Supplied data:
- - -

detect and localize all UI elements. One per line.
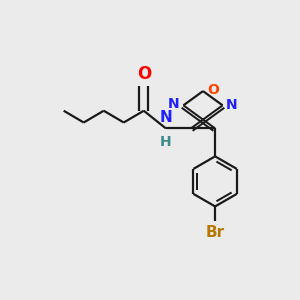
Text: N: N (168, 97, 180, 111)
Text: Br: Br (206, 225, 225, 240)
Text: N: N (160, 110, 172, 125)
Text: N: N (226, 98, 238, 112)
Text: O: O (136, 65, 151, 83)
Text: O: O (207, 82, 219, 97)
Text: H: H (160, 135, 172, 149)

- - -

Problem to solve: Could you write out all of the lines above again, request line included, shifting every coordinate in the answers by adding -83 to it and leaving the pictures out?

Full answer:
detect and localize all UI elements. One per line.
Text: N: N (85, 14, 97, 28)
Text: Br: Br (123, 142, 142, 157)
Text: N: N (77, 27, 89, 42)
Text: N: N (143, 15, 155, 29)
Text: O: O (53, -18, 68, 0)
Text: O: O (124, -1, 136, 14)
Text: H: H (77, 52, 89, 66)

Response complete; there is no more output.